SET PROBLEM:
Each line from the one containing "Read this page and output its text content." through the end of the listing below must be copied exactly; pictures are excluded.

DATA EXCERPTS:
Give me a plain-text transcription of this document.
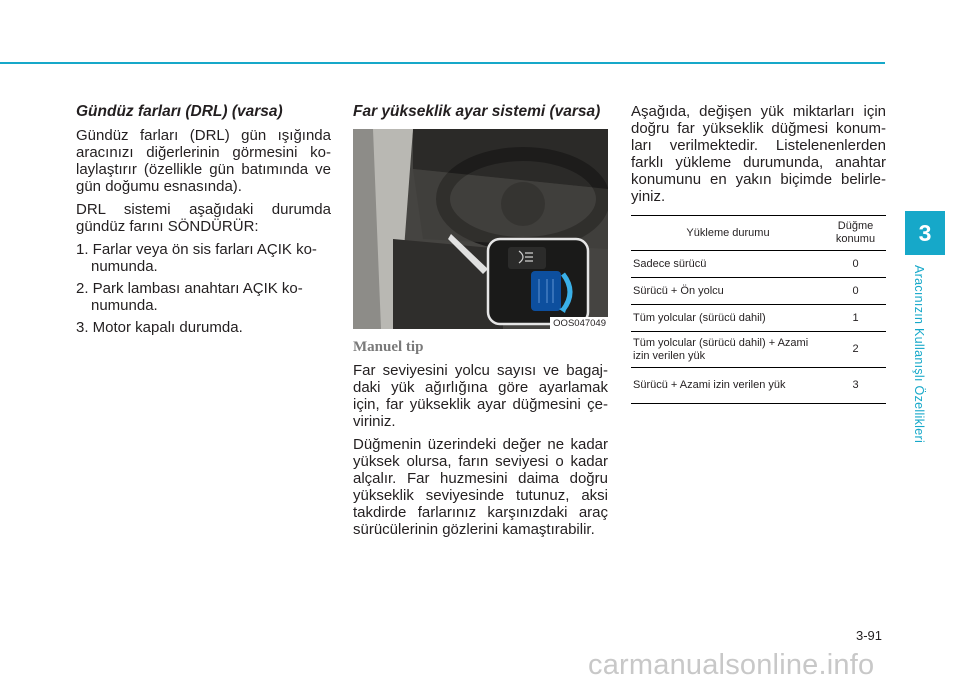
Gündüz farları (DRL) (varsa)

Gündüz farları (DRL) gün ışığında aracınızı diğerlerinin görmesini ko-laylaştırır (özellikle gün batımında ve gün doğumu esnasında).

DRL sistemi aşağıdaki durumda gündüz farını SÖNDÜRÜR:

1. Farlar veya ön sis farları AÇIK ko-numunda.
2. Park lambası anahtarı AÇIK ko-numunda.
3. Motor kapalı durumda.
Far yükseklik ayar sistemi (varsa)
OOS047049
Manuel tip

Far seviyesini yolcu sayısı ve bagaj-daki yük ağırlığına göre ayarlamak için, far yükseklik ayar düğmesini çe-viriniz.

Düğmenin üzerindeki değer ne kadar yüksek olursa, farın seviyesi o kadar alçalır. Far huzmesini daima doğru yükseklik seviyesinde tutunuz, aksi takdirde farlarınız karşınızdaki araç sürücülerinin gözlerini kamaştırabilir.

Aşağıda, değişen yük miktarları için doğru far yükseklik düğmesi konum-ları verilmektedir. Listelenenlerden farklı yükleme durumunda, anahtar konumunu en yakın biçimde belirle-yiniz.

Yükleme durumu	Düğme konumu
Sadece sürücü	0
Sürücü + Ön yolcu	0
Tüm yolcular (sürücü dahil)	1
Tüm yolcular (sürücü dahil) + Azami izin verilen yük	2
Sürücü + Azami izin verilen yük	3
3
Aracınızın Kullanışlı Özellikleri
3-91
carmanualsonline.info
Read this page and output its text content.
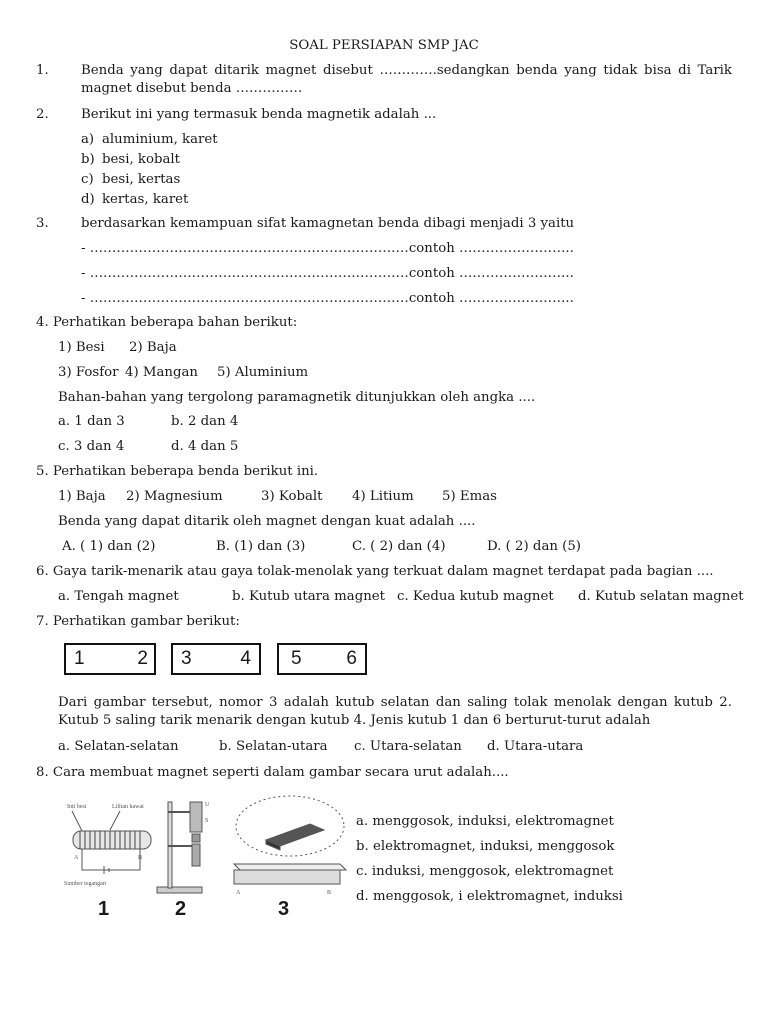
SOAL PERSIAPAN SMP JAC
1. Benda yang dapat ditarik magnet disebut ………….sedangkan benda yang tidak bisa di Tarik magnet disebut benda ……………
2. Berikut ini yang termasuk benda magnetik adalah ...
a) aluminium, karet
b) besi, kobalt
c) besi, kertas
d) kertas, karet
3. berdasarkan kemampuan sifat kamagnetan benda dibagi menjadi 3 yaitu
- ………………………………………………………………contoh ……………………..
- ………………………………………………………………contoh ……………………..
- ………………………………………………………………contoh ……………………..
4. Perhatikan beberapa bahan berikut:
1) Besi 2) Baja
3) Fosfor 4) Mangan 5) Aluminium
Bahan-bahan yang tergolong paramagnetik ditunjukkan oleh angka ....
a. 1 dan 3	b. 2 dan 4
c. 3 dan 4	d. 4 dan 5
5. Perhatikan beberapa benda berikut ini.
1) Baja 2) Magnesium	3) Kobalt 4) Litium 5) Emas
Benda yang dapat ditarik oleh magnet dengan kuat adalah ....
A. ( 1) dan (2)	B. (1) dan (3)	C. ( 2) dan (4)	D. ( 2) dan (5)
6. Gaya tarik-menarik atau gaya tolak-menolak yang terkuat dalam magnet terdapat pada bagian ....
a. Tengah magnet	b. Kutub utara magnet c. Kedua kutub magnet d. Kutub selatan magnet
7. Perhatikan gambar berikut:
1	2 3	4 5 6
Dari gambar tersebut, nomor 3 adalah kutub selatan dan saling tolak menolak dengan kutub 2. Kutub 5 saling tarik menarik dengan kutub 4. Jenis kutub 1 dan 6 berturut-turut adalah
a. Selatan-selatan	b. Selatan-utara c. Utara-selatan d. Utara-utara
8. Cara membuat magnet seperti dalam gambar secara urut adalah....
Inti besi	Lilitan kawat
A	B
Sumber tegangan
U
S
A	B
1	2	3
a. menggosok, induksi, elektromagnet
b. elektromagnet, induksi, menggosok
c. induksi, menggosok, elektromagnet
d. menggosok, i elektromagnet, induksi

TASK OUTPUT:
Read this page and output its text content.
SOAL PERSIAPAN SMP JAC
1. Benda yang dapat ditarik magnet disebut ………….sedangkan benda yang tidak bisa di Tarik magnet disebut benda ……………
2. Berikut ini yang termasuk benda magnetik adalah ...
a) aluminium, karet
b) besi, kobalt
c) besi, kertas
d) kertas, karet
3. berdasarkan kemampuan sifat kamagnetan benda dibagi menjadi 3 yaitu
- ………………………………………………………………contoh ……………………..
- ………………………………………………………………contoh ……………………..
- ………………………………………………………………contoh ……………………..
4. Perhatikan beberapa bahan berikut:
1) Besi 2) Baja
3) Fosfor 4) Mangan 5) Aluminium
Bahan-bahan yang tergolong paramagnetik ditunjukkan oleh angka ....
a. 1 dan 3	b. 2 dan 4
c. 3 dan 4	d. 4 dan 5
5. Perhatikan beberapa benda berikut ini.
1) Baja 2) Magnesium	3) Kobalt 4) Litium 5) Emas
Benda yang dapat ditarik oleh magnet dengan kuat adalah ....
A. ( 1) dan (2)	B. (1) dan (3)	C. ( 2) dan (4)	D. ( 2) dan (5)
6. Gaya tarik-menarik atau gaya tolak-menolak yang terkuat dalam magnet terdapat pada bagian ....
a. Tengah magnet	b. Kutub utara magnet c. Kedua kutub magnet d. Kutub selatan magnet
7. Perhatikan gambar berikut:
1	2 3	4 5 6
Dari gambar tersebut, nomor 3 adalah kutub selatan dan saling tolak menolak dengan kutub 2. Kutub 5 saling tarik menarik dengan kutub 4. Jenis kutub 1 dan 6 berturut-turut adalah
a. Selatan-selatan	b. Selatan-utara c. Utara-selatan d. Utara-utara
8. Cara membuat magnet seperti dalam gambar secara urut adalah....
Inti besi	Lilitan kawat
A	B
Sumber tegangan
U
S
A	B
1	2	3
a. menggosok, induksi, elektromagnet
b. elektromagnet, induksi, menggosok
c. induksi, menggosok, elektromagnet
d. menggosok, i elektromagnet, induksi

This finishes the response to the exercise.